** Excerpted passage **
By JOACHIM BUWEMBO satnation@ke.nationmedia.com
Posted Friday, April 26 2013
Posted Friday, April 26 2013
IN SUMMARY
- If you enjoyed the old Tanzanian joke of Kiswahili being born in Zanzibar, growing up in Tanganyika, dying in Kenya and being buried in Uganda with its ghost fleeing to Congo, you may soon have to revise it
For several decades until a few years ago, if you met a smart woman who spoke Kiswahili in Kampala, chances were that she was a lady of the night. They reputedly picked and mastered the language in Mombasa where they plied their trade.
Well, that was then. A smart girl who speaks Kiswahili in Kampala today is most likely a Kenyan or Tanzanian student. But surprise, surprise! she could as well be a Ugandan businesswoman who has never stepped out of the country.
Such is the power of the profit motive (what Adam Smith called the baker’s greed that guarantees us our dinner) that it has achieved what legislation and coercion could not do — making Ugandans voluntarily learn Kiswahili.
The regional evolution of trade has had a lot to do with the silent lingual revolution taking place in Kampala. A walk through the city’s bustling wholesale business hub called Kikuubo can be quite revealing.
Here, Kiswahili is used by all traders, and competes with Luganda for supremacy. Actually, in Kikuubo, Kiswahilli is more than a strong added advantage, it is a necessity.
Kikuubo means ‘alley’ in Luganda and that is what it started as during the days of economic hardship when the military government crushed the economy by expelling the Asian business class from the country in the 1970s.
It was the improvising Ugandan traders who started congregating in the alley adjacent to the main bus station and Nakivubo Stadium to buy and sell goods.
With return to normalcy and the subsequent modernisation of the economy, the supermarket lifestyle finally came to Kampala and has matured in the past decade or so.
Now almost all consumers get their groceries from the supermarket. And the supermarket in turn gets its supplies direct from different manufacturers. So the Kikuubo wholesale market was bound to die.

** Provided data **
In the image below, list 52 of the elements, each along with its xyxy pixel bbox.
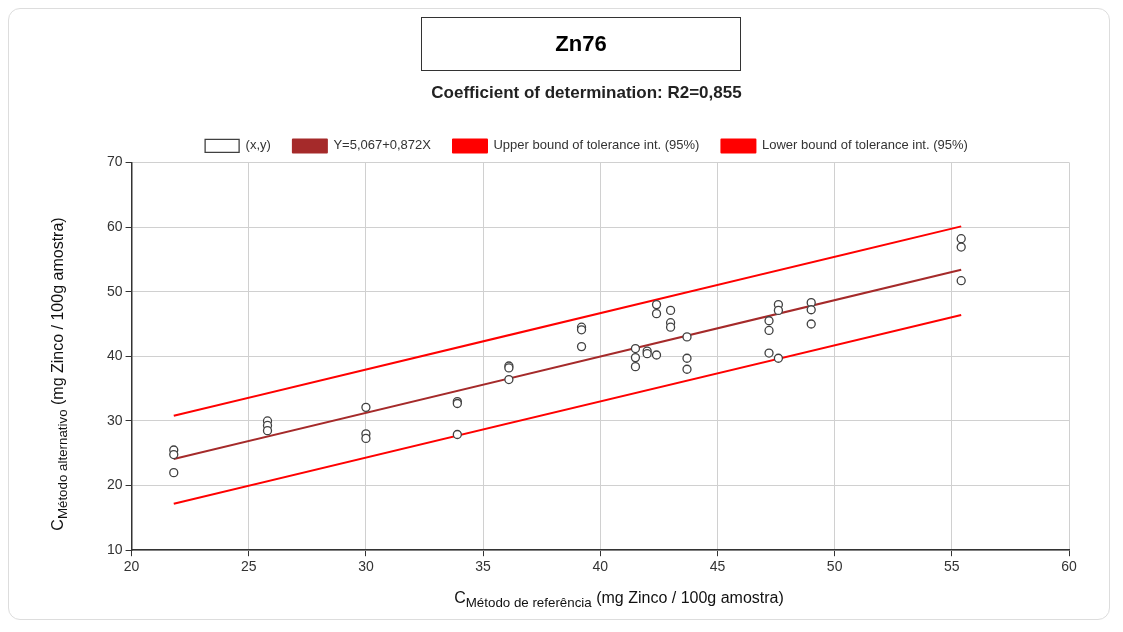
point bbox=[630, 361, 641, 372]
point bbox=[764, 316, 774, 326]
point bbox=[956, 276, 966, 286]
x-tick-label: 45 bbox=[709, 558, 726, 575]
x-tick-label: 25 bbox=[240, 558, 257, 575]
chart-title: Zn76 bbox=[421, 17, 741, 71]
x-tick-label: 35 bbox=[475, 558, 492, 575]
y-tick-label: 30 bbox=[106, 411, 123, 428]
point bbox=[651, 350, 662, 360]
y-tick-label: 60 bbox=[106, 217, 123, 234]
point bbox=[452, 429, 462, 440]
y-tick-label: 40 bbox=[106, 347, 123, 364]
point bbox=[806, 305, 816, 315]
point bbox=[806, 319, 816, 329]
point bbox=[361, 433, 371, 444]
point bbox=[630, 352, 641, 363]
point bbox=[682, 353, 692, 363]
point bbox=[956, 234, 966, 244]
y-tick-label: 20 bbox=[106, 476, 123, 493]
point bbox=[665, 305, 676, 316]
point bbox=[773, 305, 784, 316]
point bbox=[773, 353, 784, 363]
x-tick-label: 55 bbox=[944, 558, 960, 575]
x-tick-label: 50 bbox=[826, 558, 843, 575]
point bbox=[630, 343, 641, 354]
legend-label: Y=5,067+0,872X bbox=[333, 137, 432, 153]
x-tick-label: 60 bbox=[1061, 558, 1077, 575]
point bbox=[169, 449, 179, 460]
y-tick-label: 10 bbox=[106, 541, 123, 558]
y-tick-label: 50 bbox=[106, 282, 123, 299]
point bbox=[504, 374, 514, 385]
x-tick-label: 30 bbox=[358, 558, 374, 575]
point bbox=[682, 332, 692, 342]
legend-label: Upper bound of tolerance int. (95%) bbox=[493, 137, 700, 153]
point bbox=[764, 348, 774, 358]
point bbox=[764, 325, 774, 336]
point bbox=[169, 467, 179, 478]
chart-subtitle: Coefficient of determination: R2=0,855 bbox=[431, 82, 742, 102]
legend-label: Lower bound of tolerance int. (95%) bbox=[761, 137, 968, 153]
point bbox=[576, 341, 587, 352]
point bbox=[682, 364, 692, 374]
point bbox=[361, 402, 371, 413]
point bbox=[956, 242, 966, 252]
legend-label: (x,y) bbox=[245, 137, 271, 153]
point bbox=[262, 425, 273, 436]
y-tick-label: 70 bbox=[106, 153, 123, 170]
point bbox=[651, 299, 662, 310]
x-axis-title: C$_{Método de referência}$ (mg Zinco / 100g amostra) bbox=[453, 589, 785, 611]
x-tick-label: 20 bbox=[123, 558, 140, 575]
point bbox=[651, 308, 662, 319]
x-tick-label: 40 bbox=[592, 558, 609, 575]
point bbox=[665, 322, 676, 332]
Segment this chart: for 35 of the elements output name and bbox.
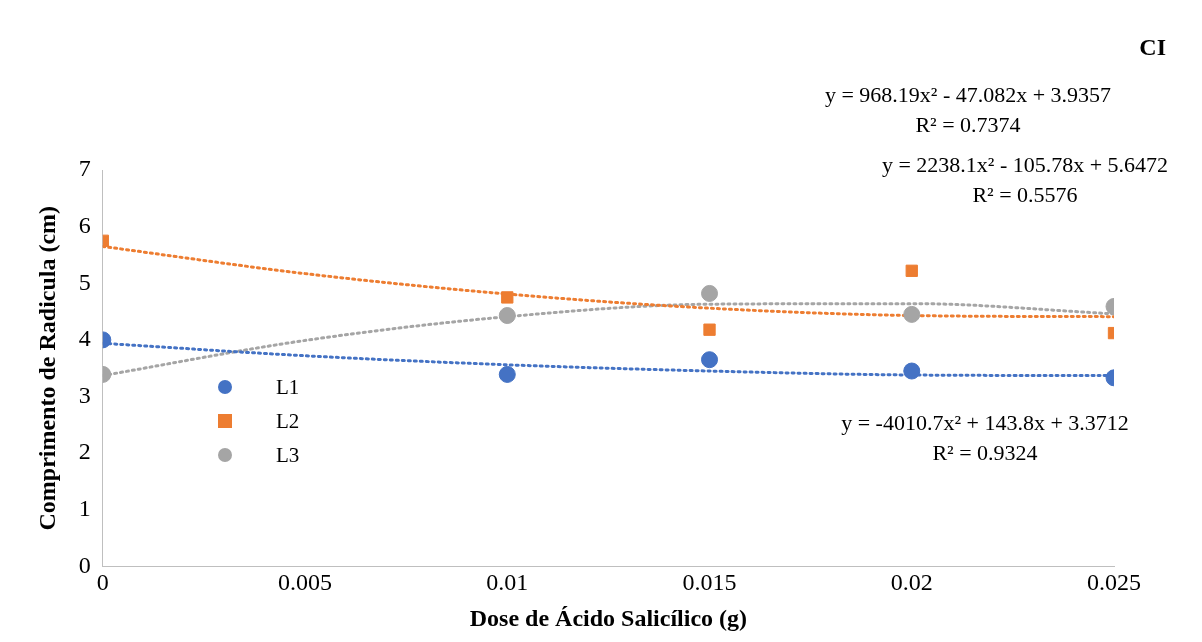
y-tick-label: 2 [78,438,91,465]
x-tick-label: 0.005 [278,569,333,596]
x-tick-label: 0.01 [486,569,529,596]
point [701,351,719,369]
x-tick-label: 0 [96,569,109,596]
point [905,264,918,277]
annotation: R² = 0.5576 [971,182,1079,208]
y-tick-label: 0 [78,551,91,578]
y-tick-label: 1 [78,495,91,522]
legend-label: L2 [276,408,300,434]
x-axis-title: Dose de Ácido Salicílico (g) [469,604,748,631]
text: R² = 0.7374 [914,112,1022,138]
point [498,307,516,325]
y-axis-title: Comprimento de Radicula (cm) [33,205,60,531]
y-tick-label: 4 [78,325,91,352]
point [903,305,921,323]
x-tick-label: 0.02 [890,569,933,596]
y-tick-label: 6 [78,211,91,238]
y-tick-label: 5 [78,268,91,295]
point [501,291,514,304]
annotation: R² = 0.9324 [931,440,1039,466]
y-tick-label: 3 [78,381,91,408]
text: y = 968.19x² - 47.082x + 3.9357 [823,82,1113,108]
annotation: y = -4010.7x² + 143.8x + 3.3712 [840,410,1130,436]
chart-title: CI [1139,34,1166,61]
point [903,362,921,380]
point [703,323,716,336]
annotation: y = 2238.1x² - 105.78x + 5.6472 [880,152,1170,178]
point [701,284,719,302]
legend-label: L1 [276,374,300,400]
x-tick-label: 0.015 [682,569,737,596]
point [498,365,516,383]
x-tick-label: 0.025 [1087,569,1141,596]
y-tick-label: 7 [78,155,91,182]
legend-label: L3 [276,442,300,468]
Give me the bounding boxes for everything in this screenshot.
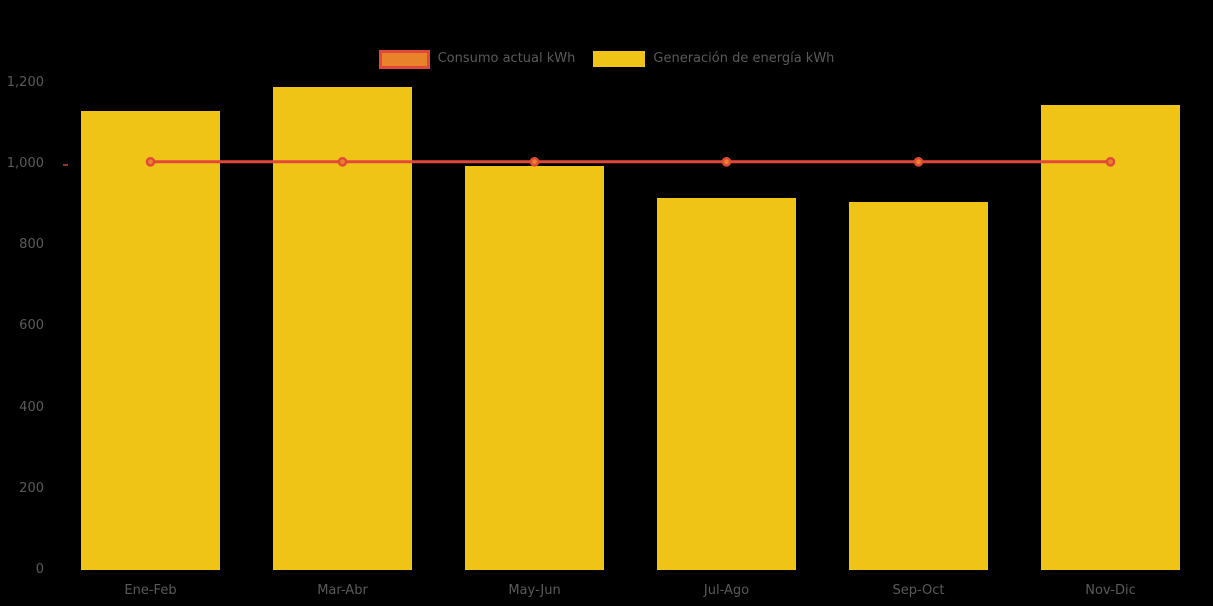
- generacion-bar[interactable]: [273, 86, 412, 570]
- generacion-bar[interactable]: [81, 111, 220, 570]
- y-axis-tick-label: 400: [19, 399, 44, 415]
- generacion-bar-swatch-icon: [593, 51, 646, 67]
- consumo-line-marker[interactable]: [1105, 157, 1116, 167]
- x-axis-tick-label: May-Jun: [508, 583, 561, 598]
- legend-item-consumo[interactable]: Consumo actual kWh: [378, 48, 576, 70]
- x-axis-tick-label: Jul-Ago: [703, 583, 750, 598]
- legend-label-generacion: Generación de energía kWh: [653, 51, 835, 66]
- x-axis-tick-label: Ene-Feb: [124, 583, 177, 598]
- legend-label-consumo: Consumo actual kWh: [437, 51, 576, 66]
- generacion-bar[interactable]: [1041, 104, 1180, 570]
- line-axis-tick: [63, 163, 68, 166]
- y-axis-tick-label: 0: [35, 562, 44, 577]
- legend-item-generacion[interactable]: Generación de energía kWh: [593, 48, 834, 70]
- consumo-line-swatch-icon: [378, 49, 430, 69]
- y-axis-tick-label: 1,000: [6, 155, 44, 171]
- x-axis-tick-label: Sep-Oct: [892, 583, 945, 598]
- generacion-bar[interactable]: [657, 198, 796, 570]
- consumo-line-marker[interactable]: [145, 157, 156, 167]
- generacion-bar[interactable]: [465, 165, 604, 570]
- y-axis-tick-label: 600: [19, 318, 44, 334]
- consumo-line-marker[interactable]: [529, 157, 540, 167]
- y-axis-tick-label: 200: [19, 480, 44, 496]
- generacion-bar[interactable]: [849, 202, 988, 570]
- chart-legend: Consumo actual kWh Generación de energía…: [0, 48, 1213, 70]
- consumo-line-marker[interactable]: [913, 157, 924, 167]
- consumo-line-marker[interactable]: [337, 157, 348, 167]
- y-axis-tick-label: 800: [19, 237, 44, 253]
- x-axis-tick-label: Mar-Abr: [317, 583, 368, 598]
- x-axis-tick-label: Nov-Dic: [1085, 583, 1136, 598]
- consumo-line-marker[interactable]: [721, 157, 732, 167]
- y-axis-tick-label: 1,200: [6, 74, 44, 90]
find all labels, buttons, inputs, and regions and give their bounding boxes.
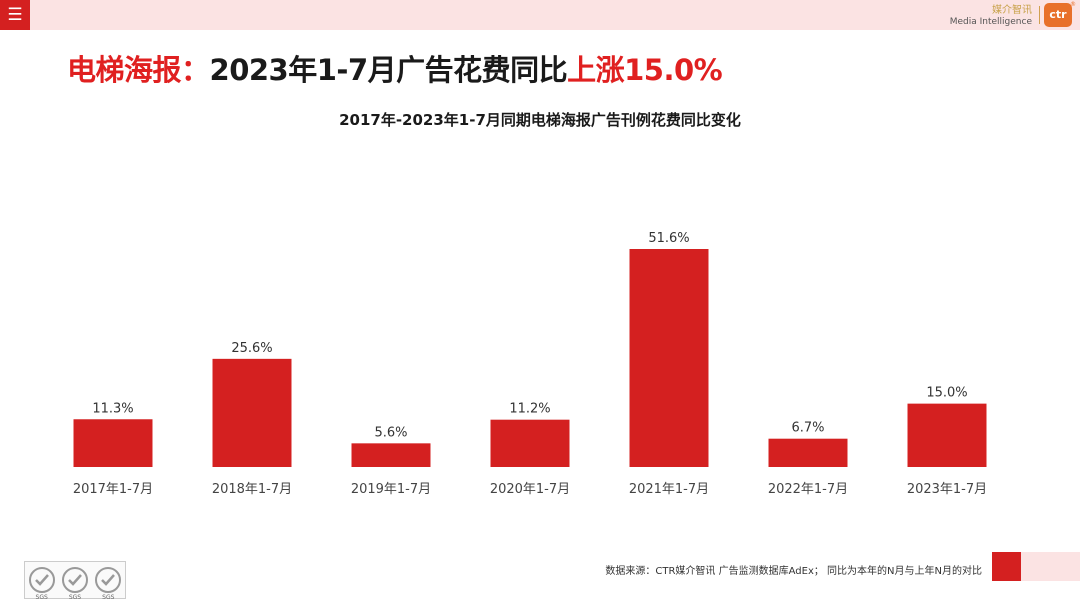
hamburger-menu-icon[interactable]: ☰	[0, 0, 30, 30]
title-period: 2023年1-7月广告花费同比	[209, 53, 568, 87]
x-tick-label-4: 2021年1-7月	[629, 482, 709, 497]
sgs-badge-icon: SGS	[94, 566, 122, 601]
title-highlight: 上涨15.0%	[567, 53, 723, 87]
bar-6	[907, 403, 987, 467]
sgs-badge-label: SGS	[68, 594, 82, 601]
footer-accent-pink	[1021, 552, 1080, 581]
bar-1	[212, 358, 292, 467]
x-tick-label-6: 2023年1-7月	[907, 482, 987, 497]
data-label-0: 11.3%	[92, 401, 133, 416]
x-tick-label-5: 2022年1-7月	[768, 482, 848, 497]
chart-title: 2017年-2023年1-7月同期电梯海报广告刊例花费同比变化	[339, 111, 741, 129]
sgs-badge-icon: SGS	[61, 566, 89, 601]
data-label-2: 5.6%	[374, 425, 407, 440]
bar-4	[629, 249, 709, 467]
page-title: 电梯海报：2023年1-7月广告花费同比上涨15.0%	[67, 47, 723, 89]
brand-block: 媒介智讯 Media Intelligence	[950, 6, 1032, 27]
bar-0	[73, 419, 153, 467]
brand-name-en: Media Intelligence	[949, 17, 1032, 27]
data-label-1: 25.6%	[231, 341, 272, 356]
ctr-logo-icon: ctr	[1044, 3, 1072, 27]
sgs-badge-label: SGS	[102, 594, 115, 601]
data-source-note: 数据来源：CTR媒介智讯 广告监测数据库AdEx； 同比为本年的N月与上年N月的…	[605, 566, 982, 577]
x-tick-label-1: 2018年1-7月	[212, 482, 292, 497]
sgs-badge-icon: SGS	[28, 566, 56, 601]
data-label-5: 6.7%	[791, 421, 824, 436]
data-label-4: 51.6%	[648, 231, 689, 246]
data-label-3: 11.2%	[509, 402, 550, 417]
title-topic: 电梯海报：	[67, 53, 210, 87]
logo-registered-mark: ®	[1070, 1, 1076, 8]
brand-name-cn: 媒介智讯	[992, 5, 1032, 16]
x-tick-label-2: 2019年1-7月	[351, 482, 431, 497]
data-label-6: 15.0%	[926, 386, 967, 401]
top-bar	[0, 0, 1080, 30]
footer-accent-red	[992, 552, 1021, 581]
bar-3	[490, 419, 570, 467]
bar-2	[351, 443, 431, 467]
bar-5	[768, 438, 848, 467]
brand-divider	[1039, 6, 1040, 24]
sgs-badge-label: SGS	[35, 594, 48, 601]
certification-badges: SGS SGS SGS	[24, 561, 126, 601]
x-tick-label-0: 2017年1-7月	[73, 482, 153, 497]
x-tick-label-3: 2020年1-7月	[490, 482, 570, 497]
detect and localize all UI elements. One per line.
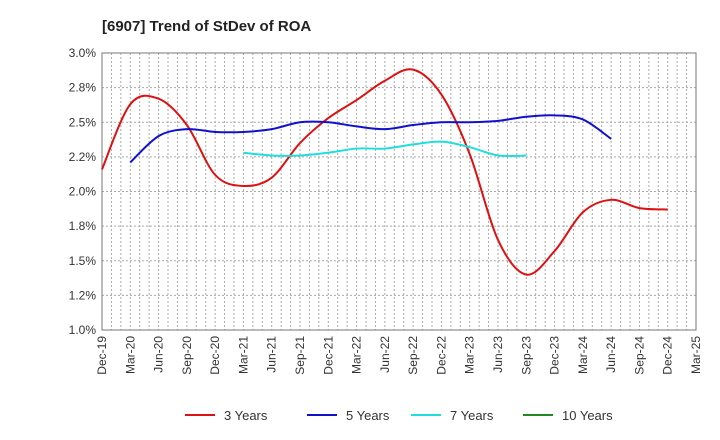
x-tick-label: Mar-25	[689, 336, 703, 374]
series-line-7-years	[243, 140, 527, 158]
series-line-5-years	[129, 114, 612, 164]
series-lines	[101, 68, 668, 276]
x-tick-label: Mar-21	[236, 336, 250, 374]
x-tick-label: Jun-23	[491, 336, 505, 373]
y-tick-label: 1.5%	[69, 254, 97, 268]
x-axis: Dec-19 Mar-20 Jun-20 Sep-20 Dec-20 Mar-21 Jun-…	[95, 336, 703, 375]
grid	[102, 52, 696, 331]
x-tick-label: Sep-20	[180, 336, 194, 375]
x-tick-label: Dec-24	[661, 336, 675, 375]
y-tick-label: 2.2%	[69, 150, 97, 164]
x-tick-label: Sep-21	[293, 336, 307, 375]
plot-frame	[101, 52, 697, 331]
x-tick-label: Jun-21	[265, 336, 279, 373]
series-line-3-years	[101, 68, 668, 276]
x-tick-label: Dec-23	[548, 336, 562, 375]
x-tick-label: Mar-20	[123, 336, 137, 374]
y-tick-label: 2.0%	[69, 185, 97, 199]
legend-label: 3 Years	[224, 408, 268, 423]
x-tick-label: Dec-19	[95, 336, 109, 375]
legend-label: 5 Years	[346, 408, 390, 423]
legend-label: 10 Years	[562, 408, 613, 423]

** Challenge **
Reproduce the entire article about Kiswahili spreading among Kampala traders, word for word.

** Finished answer **
By JOACHIM BUWEMBO satnation@ke.nationmedia.com
Posted Friday, April 26 2013
Posted Friday, April 26 2013
IN SUMMARY
- If you enjoyed the old Tanzanian joke of Kiswahili being born in Zanzibar, growing up in Tanganyika, dying in Kenya and being buried in Uganda with its ghost fleeing to Congo, you may soon have to revise it
For several decades until a few years ago, if you met a smart woman who spoke Kiswahili in Kampala, chances were that she was a lady of the night. They reputedly picked and mastered the language in Mombasa where they plied their trade.
Well, that was then. A smart girl who speaks Kiswahili in Kampala today is most likely a Kenyan or Tanzanian student. But surprise, surprise! she could as well be a Ugandan businesswoman who has never stepped out of the country.
Such is the power of the profit motive (what Adam Smith called the baker’s greed that guarantees us our dinner) that it has achieved what legislation and coercion could not do — making Ugandans voluntarily learn Kiswahili.
The regional evolution of trade has had a lot to do with the silent lingual revolution taking place in Kampala. A walk through the city’s bustling wholesale business hub called Kikuubo can be quite revealing.
Here, Kiswahili is used by all traders, and competes with Luganda for supremacy. Actually, in Kikuubo, Kiswahilli is more than a strong added advantage, it is a necessity.
Kikuubo means ‘alley’ in Luganda and that is what it started as during the days of economic hardship when the military government crushed the economy by expelling the Asian business class from the country in the 1970s.
It was the improvising Ugandan traders who started congregating in the alley adjacent to the main bus station and Nakivubo Stadium to buy and sell goods.
With return to normalcy and the subsequent modernisation of the economy, the supermarket lifestyle finally came to Kampala and has matured in the past decade or so.
Now almost all consumers get their groceries from the supermarket. And the supermarket in turn gets its supplies direct from different manufacturers. So the Kikuubo wholesale market was bound to die.